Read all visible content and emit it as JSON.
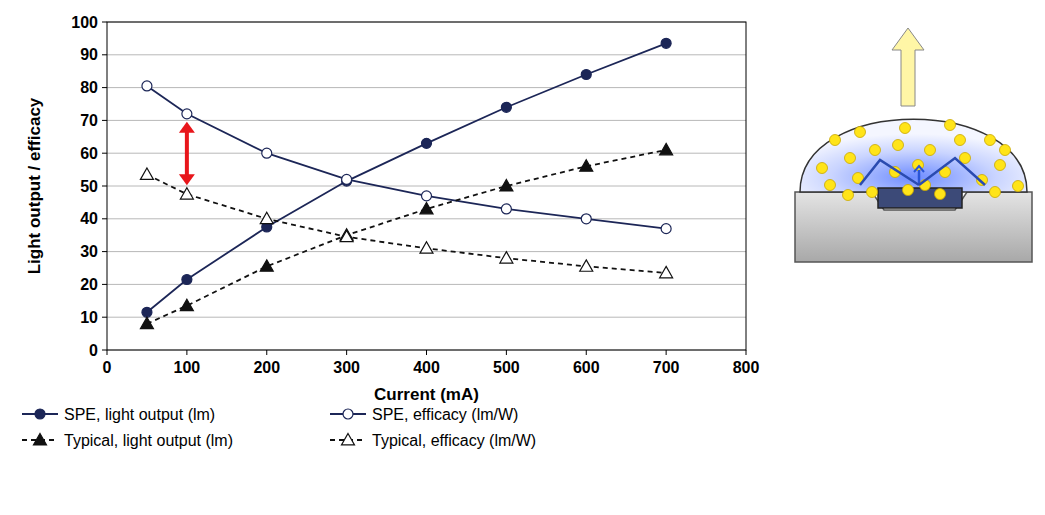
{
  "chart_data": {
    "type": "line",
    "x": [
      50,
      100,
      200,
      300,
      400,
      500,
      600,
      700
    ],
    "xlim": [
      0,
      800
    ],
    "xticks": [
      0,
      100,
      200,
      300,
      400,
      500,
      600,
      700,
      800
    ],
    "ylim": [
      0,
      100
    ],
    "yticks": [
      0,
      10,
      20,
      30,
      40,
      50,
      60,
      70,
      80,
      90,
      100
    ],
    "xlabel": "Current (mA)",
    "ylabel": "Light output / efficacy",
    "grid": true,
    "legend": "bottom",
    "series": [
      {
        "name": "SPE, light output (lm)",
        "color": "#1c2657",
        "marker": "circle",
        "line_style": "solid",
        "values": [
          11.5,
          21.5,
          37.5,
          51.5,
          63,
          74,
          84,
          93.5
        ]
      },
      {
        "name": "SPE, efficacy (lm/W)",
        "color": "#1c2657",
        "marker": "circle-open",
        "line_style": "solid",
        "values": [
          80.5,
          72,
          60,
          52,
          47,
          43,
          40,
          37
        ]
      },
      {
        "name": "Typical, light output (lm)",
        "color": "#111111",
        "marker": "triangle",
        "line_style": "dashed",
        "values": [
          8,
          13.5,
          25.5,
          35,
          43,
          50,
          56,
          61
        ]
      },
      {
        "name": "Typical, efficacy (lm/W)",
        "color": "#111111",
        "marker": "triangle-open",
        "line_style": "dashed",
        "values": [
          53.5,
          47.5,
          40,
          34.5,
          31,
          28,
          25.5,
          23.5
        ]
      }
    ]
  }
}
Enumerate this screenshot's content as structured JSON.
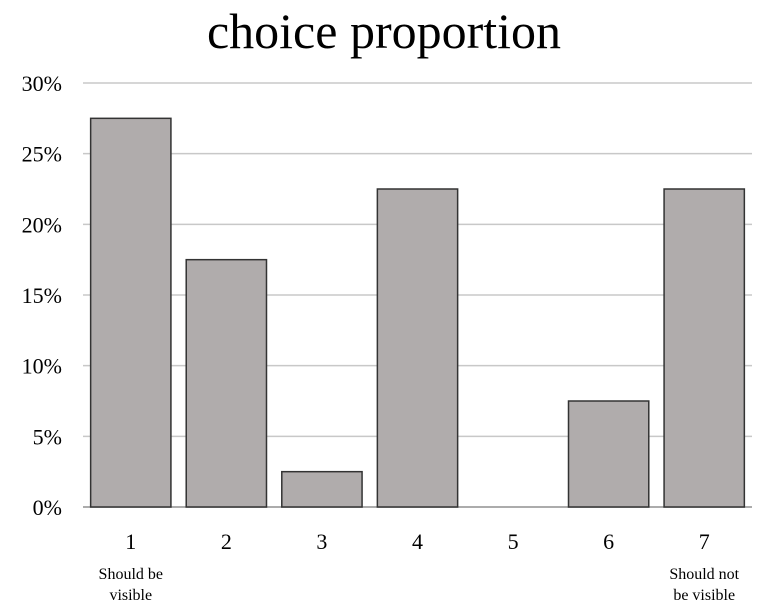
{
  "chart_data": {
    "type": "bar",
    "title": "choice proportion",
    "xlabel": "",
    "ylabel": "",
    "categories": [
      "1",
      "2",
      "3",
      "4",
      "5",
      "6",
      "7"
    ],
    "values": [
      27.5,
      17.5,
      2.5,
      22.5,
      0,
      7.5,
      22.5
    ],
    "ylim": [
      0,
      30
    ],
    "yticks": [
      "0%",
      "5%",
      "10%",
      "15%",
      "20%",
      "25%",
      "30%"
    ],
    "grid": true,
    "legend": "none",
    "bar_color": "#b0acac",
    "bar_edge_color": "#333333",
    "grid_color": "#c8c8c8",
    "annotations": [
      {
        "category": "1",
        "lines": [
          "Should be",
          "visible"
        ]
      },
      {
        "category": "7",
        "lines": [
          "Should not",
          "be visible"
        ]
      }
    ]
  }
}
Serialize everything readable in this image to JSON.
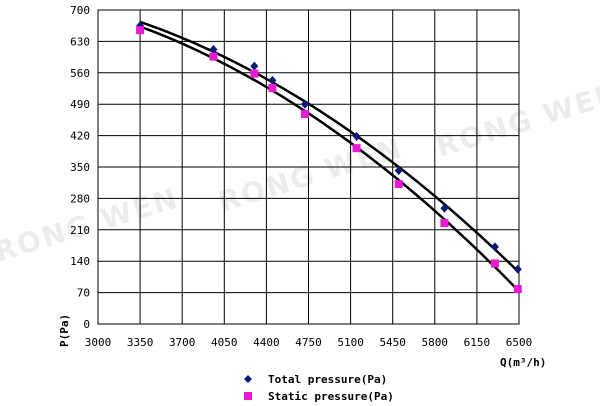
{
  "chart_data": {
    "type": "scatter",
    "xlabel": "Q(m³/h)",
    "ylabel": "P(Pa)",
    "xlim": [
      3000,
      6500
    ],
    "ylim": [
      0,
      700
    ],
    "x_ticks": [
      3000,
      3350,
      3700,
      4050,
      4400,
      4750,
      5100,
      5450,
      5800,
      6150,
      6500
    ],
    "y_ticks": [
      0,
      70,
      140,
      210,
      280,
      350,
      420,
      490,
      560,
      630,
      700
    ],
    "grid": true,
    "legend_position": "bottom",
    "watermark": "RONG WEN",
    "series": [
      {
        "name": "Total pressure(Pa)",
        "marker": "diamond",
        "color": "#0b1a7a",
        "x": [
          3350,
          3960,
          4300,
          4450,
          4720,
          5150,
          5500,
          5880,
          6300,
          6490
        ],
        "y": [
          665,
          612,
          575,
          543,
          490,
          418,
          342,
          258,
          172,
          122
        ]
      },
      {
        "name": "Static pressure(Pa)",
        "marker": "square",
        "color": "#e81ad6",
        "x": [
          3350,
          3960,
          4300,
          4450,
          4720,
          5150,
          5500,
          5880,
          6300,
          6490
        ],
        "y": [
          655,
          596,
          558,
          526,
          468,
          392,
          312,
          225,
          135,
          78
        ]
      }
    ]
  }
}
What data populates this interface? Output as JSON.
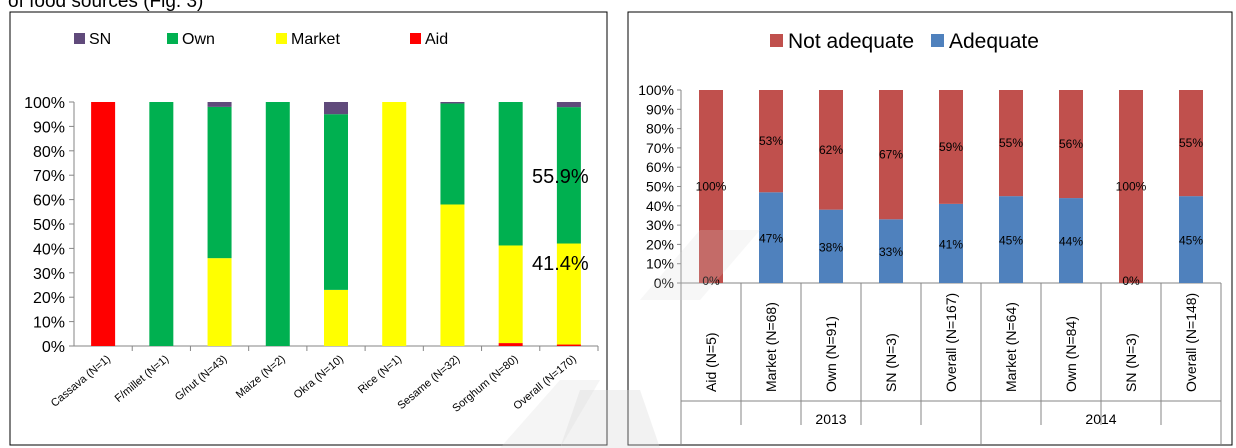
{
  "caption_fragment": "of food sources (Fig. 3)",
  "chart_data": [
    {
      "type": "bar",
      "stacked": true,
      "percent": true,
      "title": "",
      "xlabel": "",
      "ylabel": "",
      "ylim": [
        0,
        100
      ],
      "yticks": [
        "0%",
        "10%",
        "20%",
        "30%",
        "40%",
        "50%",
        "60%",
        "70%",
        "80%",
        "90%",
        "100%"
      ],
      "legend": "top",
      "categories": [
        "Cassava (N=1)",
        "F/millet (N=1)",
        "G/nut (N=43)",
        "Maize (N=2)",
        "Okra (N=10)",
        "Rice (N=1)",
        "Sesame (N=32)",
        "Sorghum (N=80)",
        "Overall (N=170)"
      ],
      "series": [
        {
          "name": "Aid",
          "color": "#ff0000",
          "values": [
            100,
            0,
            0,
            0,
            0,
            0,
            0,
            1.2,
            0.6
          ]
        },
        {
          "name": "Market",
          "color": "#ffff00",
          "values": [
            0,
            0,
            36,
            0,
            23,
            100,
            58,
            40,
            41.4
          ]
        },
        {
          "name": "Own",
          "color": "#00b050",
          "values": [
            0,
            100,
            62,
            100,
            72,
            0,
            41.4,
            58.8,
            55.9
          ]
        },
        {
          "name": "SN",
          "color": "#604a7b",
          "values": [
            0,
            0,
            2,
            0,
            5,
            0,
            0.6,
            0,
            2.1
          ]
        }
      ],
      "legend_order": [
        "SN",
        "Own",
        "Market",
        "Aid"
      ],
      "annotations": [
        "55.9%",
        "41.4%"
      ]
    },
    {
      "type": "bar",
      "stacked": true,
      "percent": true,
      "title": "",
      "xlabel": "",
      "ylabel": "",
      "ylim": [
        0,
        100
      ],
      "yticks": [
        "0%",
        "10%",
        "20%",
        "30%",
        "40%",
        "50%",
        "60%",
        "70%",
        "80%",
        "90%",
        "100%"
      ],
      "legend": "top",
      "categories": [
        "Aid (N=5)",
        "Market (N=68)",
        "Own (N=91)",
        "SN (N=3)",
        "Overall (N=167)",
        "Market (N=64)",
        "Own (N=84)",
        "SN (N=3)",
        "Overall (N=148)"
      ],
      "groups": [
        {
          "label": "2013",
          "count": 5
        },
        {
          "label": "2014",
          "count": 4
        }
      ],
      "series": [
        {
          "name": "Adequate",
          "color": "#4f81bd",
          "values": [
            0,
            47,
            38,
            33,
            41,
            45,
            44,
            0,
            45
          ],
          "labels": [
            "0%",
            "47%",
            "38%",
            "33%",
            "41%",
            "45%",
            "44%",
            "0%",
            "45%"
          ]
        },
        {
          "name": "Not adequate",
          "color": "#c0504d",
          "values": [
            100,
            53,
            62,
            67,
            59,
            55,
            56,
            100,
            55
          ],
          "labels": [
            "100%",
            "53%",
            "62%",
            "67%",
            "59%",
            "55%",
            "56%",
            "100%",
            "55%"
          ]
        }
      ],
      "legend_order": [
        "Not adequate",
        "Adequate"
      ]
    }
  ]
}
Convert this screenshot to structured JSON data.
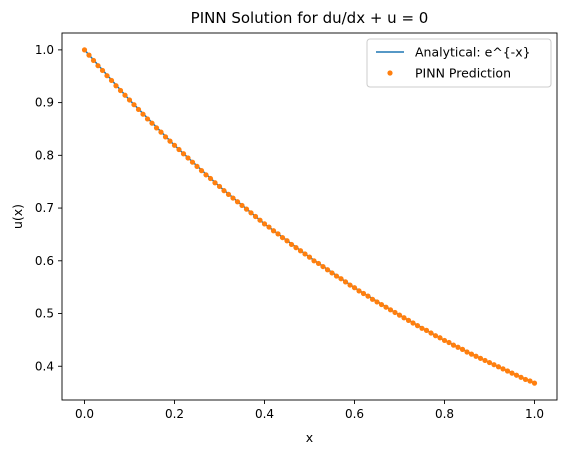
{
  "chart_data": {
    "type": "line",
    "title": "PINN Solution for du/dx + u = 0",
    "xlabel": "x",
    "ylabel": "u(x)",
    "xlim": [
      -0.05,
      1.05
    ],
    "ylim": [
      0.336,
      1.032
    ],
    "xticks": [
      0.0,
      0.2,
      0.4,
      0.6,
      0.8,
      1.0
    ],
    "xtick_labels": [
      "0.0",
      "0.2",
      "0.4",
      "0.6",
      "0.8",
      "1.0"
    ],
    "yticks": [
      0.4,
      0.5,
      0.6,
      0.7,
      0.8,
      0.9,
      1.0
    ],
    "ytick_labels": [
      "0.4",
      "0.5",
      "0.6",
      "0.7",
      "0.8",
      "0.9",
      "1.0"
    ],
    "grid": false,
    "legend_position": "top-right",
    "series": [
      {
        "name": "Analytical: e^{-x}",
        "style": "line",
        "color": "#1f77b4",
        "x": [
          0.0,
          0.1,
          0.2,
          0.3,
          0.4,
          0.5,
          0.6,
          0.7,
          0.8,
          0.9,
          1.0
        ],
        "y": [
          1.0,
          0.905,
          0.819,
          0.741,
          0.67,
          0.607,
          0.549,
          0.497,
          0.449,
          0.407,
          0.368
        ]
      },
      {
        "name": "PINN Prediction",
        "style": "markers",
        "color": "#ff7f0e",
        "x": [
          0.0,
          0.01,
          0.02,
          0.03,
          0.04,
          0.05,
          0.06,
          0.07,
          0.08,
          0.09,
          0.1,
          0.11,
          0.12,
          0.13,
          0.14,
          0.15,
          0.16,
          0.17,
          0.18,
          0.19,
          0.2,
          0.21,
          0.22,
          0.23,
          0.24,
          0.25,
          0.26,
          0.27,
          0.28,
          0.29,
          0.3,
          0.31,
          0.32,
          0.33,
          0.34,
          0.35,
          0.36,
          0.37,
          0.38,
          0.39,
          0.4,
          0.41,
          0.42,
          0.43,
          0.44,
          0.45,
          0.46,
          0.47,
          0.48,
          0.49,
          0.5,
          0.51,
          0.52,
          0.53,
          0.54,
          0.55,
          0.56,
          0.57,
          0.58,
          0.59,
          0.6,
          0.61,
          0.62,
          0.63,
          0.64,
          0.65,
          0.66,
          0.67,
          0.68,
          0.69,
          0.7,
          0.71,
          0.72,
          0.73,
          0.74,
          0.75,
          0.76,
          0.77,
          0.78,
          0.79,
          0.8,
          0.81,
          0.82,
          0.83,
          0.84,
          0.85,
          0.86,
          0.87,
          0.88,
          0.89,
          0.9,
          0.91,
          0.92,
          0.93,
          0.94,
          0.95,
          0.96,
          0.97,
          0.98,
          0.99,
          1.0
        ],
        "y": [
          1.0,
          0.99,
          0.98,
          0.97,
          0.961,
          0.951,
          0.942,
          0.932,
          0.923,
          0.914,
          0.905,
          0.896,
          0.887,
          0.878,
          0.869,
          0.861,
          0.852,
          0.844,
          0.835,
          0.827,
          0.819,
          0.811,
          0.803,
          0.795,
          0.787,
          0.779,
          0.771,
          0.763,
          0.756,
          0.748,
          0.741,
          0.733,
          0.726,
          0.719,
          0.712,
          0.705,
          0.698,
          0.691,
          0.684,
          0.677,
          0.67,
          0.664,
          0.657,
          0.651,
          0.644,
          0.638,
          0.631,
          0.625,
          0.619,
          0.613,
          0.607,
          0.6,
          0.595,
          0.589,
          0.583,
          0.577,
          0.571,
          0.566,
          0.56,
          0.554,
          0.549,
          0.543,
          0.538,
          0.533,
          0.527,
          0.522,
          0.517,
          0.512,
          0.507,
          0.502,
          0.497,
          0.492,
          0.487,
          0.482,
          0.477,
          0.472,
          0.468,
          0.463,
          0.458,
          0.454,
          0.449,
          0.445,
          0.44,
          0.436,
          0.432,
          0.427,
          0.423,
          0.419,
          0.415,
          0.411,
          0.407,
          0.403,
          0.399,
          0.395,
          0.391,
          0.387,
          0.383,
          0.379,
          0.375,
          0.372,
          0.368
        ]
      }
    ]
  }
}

========

> Given problem:
Copy out all lines from the material above that contain the string "this".

> Output of the task:
Enumerate this screenshot's content as structured JSON.
Serialize everything readable in this image to JSON.
What data populates this interface? Output as JSON.
Convert this screenshot to structured JSON data.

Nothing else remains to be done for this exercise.